(Records)

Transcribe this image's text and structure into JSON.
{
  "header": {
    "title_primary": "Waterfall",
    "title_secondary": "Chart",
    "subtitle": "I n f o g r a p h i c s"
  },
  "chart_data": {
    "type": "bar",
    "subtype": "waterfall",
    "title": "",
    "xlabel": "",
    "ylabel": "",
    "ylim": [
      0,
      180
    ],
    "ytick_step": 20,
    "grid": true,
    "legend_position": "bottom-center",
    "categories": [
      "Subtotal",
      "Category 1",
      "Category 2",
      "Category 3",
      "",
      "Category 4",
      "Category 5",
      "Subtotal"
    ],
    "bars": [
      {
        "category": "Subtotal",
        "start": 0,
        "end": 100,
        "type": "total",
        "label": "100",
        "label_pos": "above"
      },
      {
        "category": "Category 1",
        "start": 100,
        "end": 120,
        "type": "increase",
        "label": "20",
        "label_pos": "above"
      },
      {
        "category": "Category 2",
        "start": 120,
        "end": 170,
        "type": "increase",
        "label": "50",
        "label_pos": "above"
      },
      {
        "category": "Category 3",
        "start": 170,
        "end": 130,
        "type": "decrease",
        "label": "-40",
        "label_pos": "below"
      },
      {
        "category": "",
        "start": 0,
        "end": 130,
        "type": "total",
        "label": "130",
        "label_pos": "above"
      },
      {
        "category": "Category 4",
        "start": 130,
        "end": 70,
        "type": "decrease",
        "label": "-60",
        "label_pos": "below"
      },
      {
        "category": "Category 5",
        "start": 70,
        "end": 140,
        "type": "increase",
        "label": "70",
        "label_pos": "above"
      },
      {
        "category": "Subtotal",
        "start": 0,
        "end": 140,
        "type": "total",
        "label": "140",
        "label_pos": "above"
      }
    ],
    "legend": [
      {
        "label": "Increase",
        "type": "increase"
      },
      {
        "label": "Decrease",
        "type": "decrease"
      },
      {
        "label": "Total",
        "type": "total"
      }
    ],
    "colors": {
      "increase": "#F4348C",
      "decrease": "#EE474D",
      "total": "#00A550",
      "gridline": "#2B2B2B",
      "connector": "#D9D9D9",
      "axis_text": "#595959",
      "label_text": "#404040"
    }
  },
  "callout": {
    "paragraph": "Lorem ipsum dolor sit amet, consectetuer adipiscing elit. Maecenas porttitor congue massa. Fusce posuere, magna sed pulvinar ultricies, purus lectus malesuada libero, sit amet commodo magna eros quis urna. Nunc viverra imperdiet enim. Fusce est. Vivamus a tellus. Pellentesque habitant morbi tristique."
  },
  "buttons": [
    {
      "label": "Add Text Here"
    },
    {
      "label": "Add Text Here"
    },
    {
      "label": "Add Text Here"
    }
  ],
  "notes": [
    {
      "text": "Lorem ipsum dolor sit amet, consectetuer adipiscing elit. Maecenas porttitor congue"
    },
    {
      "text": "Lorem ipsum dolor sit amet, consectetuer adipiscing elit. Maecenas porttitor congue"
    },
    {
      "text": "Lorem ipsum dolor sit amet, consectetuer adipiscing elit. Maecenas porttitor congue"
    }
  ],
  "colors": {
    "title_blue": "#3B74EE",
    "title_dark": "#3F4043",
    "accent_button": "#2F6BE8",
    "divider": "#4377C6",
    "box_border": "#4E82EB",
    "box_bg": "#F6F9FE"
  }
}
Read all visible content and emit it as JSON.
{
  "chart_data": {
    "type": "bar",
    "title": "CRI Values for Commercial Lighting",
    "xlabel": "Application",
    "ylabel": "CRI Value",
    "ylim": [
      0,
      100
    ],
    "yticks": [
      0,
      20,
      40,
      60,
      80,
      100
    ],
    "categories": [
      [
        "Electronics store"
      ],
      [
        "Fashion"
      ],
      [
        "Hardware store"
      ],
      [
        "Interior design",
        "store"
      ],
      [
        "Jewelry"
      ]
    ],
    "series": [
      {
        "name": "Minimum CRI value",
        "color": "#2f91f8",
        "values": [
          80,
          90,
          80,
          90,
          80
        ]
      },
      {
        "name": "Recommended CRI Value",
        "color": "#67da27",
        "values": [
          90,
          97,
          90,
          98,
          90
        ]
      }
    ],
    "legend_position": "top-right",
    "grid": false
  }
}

◆ To do
Of the lines in the data, how many contain the word "name"? Provide the number and nothing further.

◆ Completed task
2